* _YOUR TASK_
Images are not part of the copy; write out the rest of the data exactly as given.

** Begin **

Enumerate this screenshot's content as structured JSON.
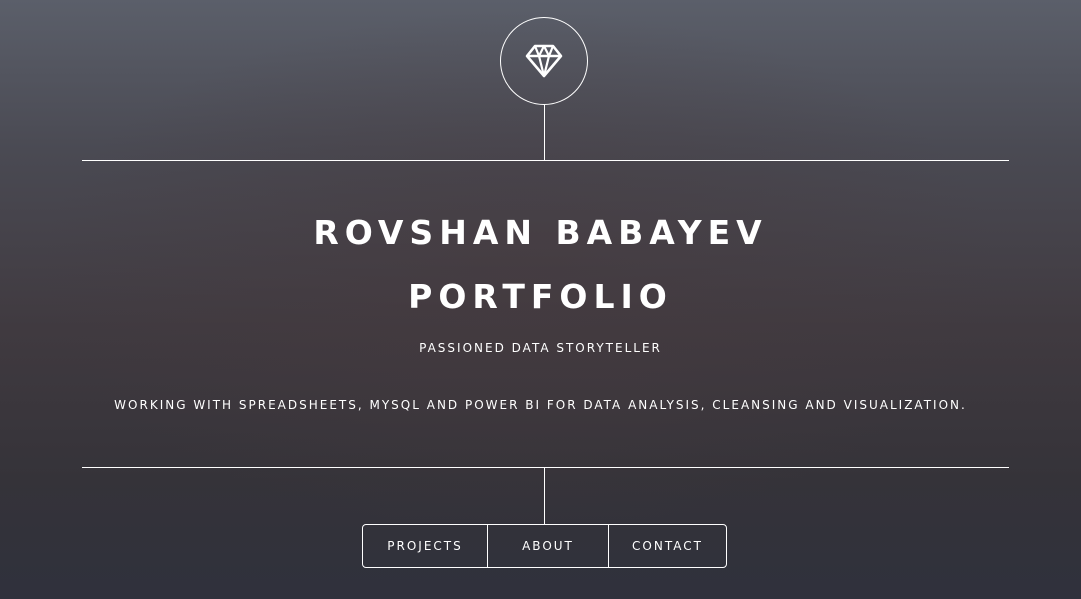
{
  "header": {
    "logo_icon": "diamond-icon",
    "title_line1": "ROVSHAN BABAYEV",
    "title_line2": "PORTFOLIO",
    "tagline": "PASSIONED DATA STORYTELLER",
    "description": "WORKING WITH SPREADSHEETS, MYSQL AND POWER BI FOR DATA ANALYSIS, CLEANSING AND VISUALIZATION."
  },
  "nav": {
    "items": [
      {
        "label": "PROJECTS"
      },
      {
        "label": "ABOUT"
      },
      {
        "label": "CONTACT"
      }
    ]
  },
  "colors": {
    "text": "#ffffff",
    "background_top": "#5b5f6a",
    "background_bottom": "#2f313c"
  }
}
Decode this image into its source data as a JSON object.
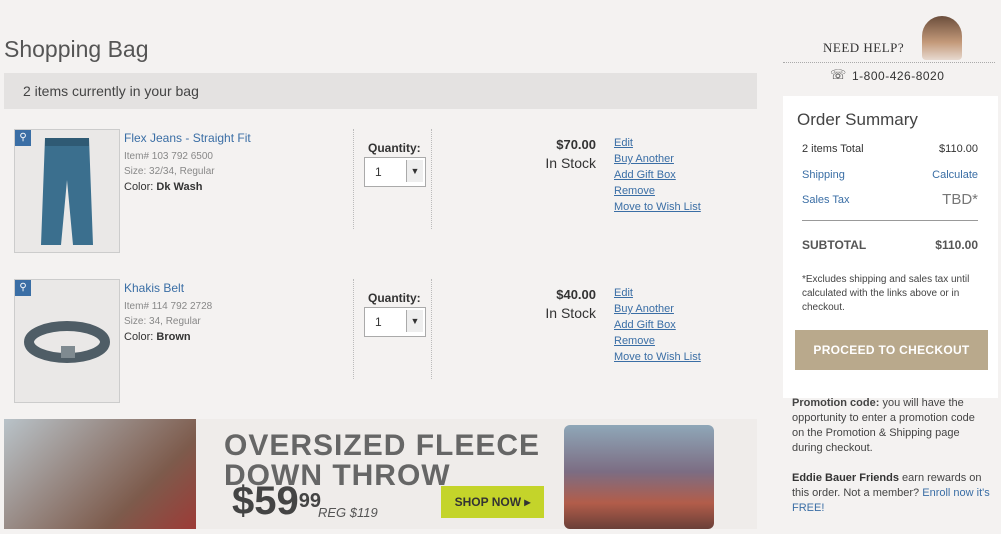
{
  "page": {
    "title": "Shopping Bag",
    "items_count_text": "2 items currently in your bag"
  },
  "items": [
    {
      "name": "Flex Jeans - Straight Fit",
      "sku": "Item# 103 792 6500",
      "size": "Size: 32/34, Regular",
      "color_label": "Color:",
      "color_value": "Dk Wash",
      "quantity_label": "Quantity:",
      "quantity": "1",
      "price": "$70.00",
      "stock": "In Stock",
      "actions": [
        "Edit",
        "Buy Another",
        "Add Gift Box",
        "Remove",
        "Move to Wish List"
      ]
    },
    {
      "name": "Khakis Belt",
      "sku": "Item# 114 792 2728",
      "size": "Size: 34, Regular",
      "color_label": "Color:",
      "color_value": "Brown",
      "quantity_label": "Quantity:",
      "quantity": "1",
      "price": "$40.00",
      "stock": "In Stock",
      "actions": [
        "Edit",
        "Buy Another",
        "Add Gift Box",
        "Remove",
        "Move to Wish List"
      ]
    }
  ],
  "banner": {
    "headline1": "OVERSIZED FLEECE",
    "headline2": "DOWN THROW",
    "price_dollars": "$59",
    "price_cents": "99",
    "reg_price": "REG $119",
    "cta": "SHOP NOW ▸"
  },
  "help": {
    "title": "NEED HELP?",
    "phone": "1-800-426-8020",
    "phone_icon": "☏"
  },
  "summary": {
    "title": "Order Summary",
    "rows": [
      {
        "label": "2 items Total",
        "value": "$110.00"
      },
      {
        "label": "Shipping",
        "value": "Calculate"
      },
      {
        "label": "Sales Tax",
        "value": "TBD*"
      }
    ],
    "subtotal_label": "SUBTOTAL",
    "subtotal_value": "$110.00",
    "note": "*Excludes shipping and sales tax until calculated with the links above or in checkout.",
    "checkout": "PROCEED TO CHECKOUT"
  },
  "promo": {
    "bold": "Promotion code:",
    "text": " you will have the opportunity to enter a promotion code on the Promotion & Shipping page during checkout."
  },
  "friends": {
    "bold": "Eddie Bauer Friends",
    "text": " earn rewards on this order. Not a member? ",
    "link": "Enroll now it's FREE!"
  }
}
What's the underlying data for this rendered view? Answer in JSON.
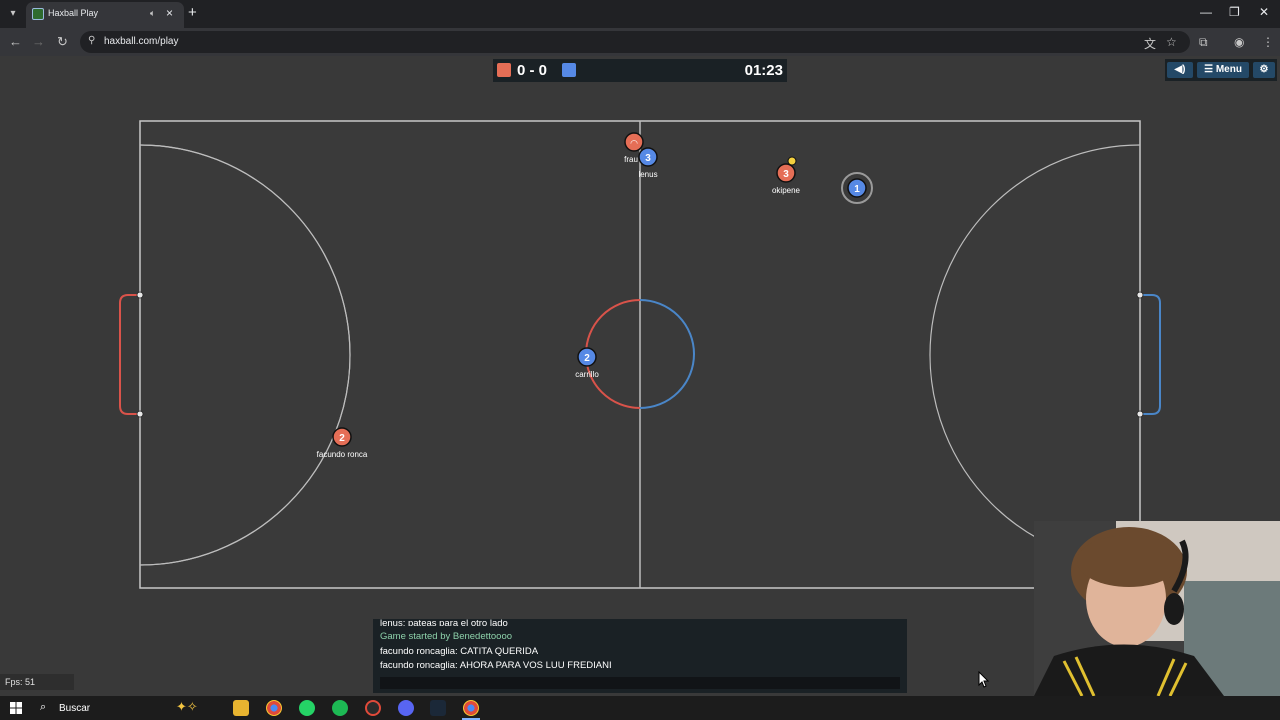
{
  "browser": {
    "tab_title": "Haxball Play",
    "url": "haxball.com/play",
    "window_controls": [
      "minimize-icon",
      "restore-icon",
      "close-icon"
    ]
  },
  "scoreboard": {
    "red_score": "0",
    "separator": "-",
    "blue_score": "0",
    "score_text": "0 - 0",
    "timer": "01:23",
    "colors": {
      "red": "#e56e56",
      "blue": "#5689e5"
    }
  },
  "top_buttons": {
    "sound_icon": "speaker-icon",
    "menu_label": "Menu",
    "settings_icon": "gear-icon"
  },
  "players": [
    {
      "team": "red",
      "number": "",
      "name": "frau"
    },
    {
      "team": "blue",
      "number": "3",
      "name": "lenus"
    },
    {
      "team": "red",
      "number": "3",
      "name": "okipene"
    },
    {
      "team": "blue",
      "number": "1",
      "name": ""
    },
    {
      "team": "blue",
      "number": "2",
      "name": "carrillo"
    },
    {
      "team": "red",
      "number": "2",
      "name": "facundo ronca"
    }
  ],
  "fps": "Fps: 51",
  "chat": {
    "lines": [
      {
        "text": "lenus: pateas para el otro lado",
        "color": "#ffffff"
      },
      {
        "text": "Game started by Benedettoooo",
        "color": "#8ed2ab"
      },
      {
        "text": "facundo roncaglia: CATITA QUERIDA",
        "color": "#ffffff"
      },
      {
        "text": "facundo roncaglia: AHORA PARA VOS LUU FREDIANI",
        "color": "#ffffff"
      }
    ],
    "input_value": ""
  },
  "taskbar": {
    "search_label": "Buscar",
    "apps": [
      "file-explorer-icon",
      "chrome-icon",
      "whatsapp-icon",
      "spotify-icon",
      "app-icon",
      "discord-icon",
      "steam-icon",
      "chrome-active-icon"
    ]
  }
}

** End **

* _SOLUTION BELOW_
Enumerate this screenshot's content as structured JSON.
{
  "header": {
    "logo_icon": "diamond-icon",
    "title_line1": "ROVSHAN BABAYEV",
    "title_line2": "PORTFOLIO",
    "tagline": "PASSIONED DATA STORYTELLER",
    "description": "WORKING WITH SPREADSHEETS, MYSQL AND POWER BI FOR DATA ANALYSIS, CLEANSING AND VISUALIZATION."
  },
  "nav": {
    "items": [
      {
        "label": "PROJECTS"
      },
      {
        "label": "ABOUT"
      },
      {
        "label": "CONTACT"
      }
    ]
  },
  "colors": {
    "text": "#ffffff",
    "background_top": "#5b5f6a",
    "background_bottom": "#2f313c"
  }
}
Decode this image into its source data as a JSON object.
{
  "page": {
    "title": "Shopping Bag",
    "items_count_text": "2 items currently in your bag"
  },
  "items": [
    {
      "name": "Flex Jeans - Straight Fit",
      "sku": "Item# 103 792 6500",
      "size": "Size: 32/34, Regular",
      "color_label": "Color:",
      "color_value": "Dk Wash",
      "quantity_label": "Quantity:",
      "quantity": "1",
      "price": "$70.00",
      "stock": "In Stock",
      "actions": [
        "Edit",
        "Buy Another",
        "Add Gift Box",
        "Remove",
        "Move to Wish List"
      ]
    },
    {
      "name": "Khakis Belt",
      "sku": "Item# 114 792 2728",
      "size": "Size: 34, Regular",
      "color_label": "Color:",
      "color_value": "Brown",
      "quantity_label": "Quantity:",
      "quantity": "1",
      "price": "$40.00",
      "stock": "In Stock",
      "actions": [
        "Edit",
        "Buy Another",
        "Add Gift Box",
        "Remove",
        "Move to Wish List"
      ]
    }
  ],
  "banner": {
    "headline1": "OVERSIZED FLEECE",
    "headline2": "DOWN THROW",
    "price_dollars": "$59",
    "price_cents": "99",
    "reg_price": "REG $119",
    "cta": "SHOP NOW ▸"
  },
  "help": {
    "title": "NEED HELP?",
    "phone": "1-800-426-8020",
    "phone_icon": "☏"
  },
  "summary": {
    "title": "Order Summary",
    "rows": [
      {
        "label": "2 items Total",
        "value": "$110.00"
      },
      {
        "label": "Shipping",
        "value": "Calculate"
      },
      {
        "label": "Sales Tax",
        "value": "TBD*"
      }
    ],
    "subtotal_label": "SUBTOTAL",
    "subtotal_value": "$110.00",
    "note": "*Excludes shipping and sales tax until calculated with the links above or in checkout.",
    "checkout": "PROCEED TO CHECKOUT"
  },
  "promo": {
    "bold": "Promotion code:",
    "text": " you will have the opportunity to enter a promotion code on the Promotion & Shipping page during checkout."
  },
  "friends": {
    "bold": "Eddie Bauer Friends",
    "text": " earn rewards on this order. Not a member? ",
    "link": "Enroll now it's FREE!"
  }
}
What's the underlying data for this rendered view? Answer in JSON.
{
  "browser": {
    "tab_title": "Haxball Play",
    "url": "haxball.com/play",
    "window_controls": [
      "minimize-icon",
      "restore-icon",
      "close-icon"
    ]
  },
  "scoreboard": {
    "red_score": "0",
    "separator": "-",
    "blue_score": "0",
    "score_text": "0 - 0",
    "timer": "01:23",
    "colors": {
      "red": "#e56e56",
      "blue": "#5689e5"
    }
  },
  "top_buttons": {
    "sound_icon": "speaker-icon",
    "menu_label": "Menu",
    "settings_icon": "gear-icon"
  },
  "players": [
    {
      "team": "red",
      "number": "",
      "name": "frau"
    },
    {
      "team": "blue",
      "number": "3",
      "name": "lenus"
    },
    {
      "team": "red",
      "number": "3",
      "name": "okipene"
    },
    {
      "team": "blue",
      "number": "1",
      "name": ""
    },
    {
      "team": "blue",
      "number": "2",
      "name": "carrillo"
    },
    {
      "team": "red",
      "number": "2",
      "name": "facundo ronca"
    }
  ],
  "fps": "Fps: 51",
  "chat": {
    "lines": [
      {
        "text": "lenus: pateas para el otro lado",
        "color": "#ffffff"
      },
      {
        "text": "Game started by Benedettoooo",
        "color": "#8ed2ab"
      },
      {
        "text": "facundo roncaglia: CATITA QUERIDA",
        "color": "#ffffff"
      },
      {
        "text": "facundo roncaglia: AHORA PARA VOS LUU FREDIANI",
        "color": "#ffffff"
      }
    ],
    "input_value": ""
  },
  "taskbar": {
    "search_label": "Buscar",
    "apps": [
      "file-explorer-icon",
      "chrome-icon",
      "whatsapp-icon",
      "spotify-icon",
      "app-icon",
      "discord-icon",
      "steam-icon",
      "chrome-active-icon"
    ]
  }
}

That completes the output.